> _Aim_
Set down the data below without change, skipping the pictures it holds.

───── Records supplied ─────

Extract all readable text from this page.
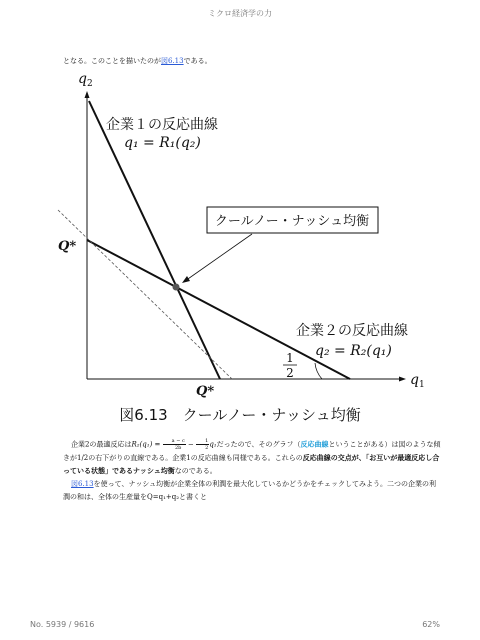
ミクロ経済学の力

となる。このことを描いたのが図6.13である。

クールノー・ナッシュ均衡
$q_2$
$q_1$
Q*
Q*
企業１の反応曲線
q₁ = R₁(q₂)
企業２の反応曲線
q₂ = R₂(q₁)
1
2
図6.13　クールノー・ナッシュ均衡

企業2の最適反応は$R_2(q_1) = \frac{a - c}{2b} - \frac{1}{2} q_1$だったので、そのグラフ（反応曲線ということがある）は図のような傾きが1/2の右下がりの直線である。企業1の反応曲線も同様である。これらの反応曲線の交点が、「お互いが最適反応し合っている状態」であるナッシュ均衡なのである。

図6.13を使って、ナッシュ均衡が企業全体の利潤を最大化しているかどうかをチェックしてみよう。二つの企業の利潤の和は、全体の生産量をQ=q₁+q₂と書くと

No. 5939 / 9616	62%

─────

> _Task output_
Extract all readable text from this page.
ミクロ経済学の力

となる。このことを描いたのが図6.13である。

クールノー・ナッシュ均衡
$q_2$
$q_1$
Q*
Q*
企業１の反応曲線
q₁ = R₁(q₂)
企業２の反応曲線
q₂ = R₂(q₁)
1
2
図6.13　クールノー・ナッシュ均衡

企業2の最適反応は$R_2(q_1) = \frac{a - c}{2b} - \frac{1}{2} q_1$だったので、そのグラフ（反応曲線ということがある）は図のような傾きが1/2の右下がりの直線である。企業1の反応曲線も同様である。これらの反応曲線の交点が、「お互いが最適反応し合っている状態」であるナッシュ均衡なのである。

図6.13を使って、ナッシュ均衡が企業全体の利潤を最大化しているかどうかをチェックしてみよう。二つの企業の利潤の和は、全体の生産量をQ=q₁+q₂と書くと

No. 5939 / 9616	62%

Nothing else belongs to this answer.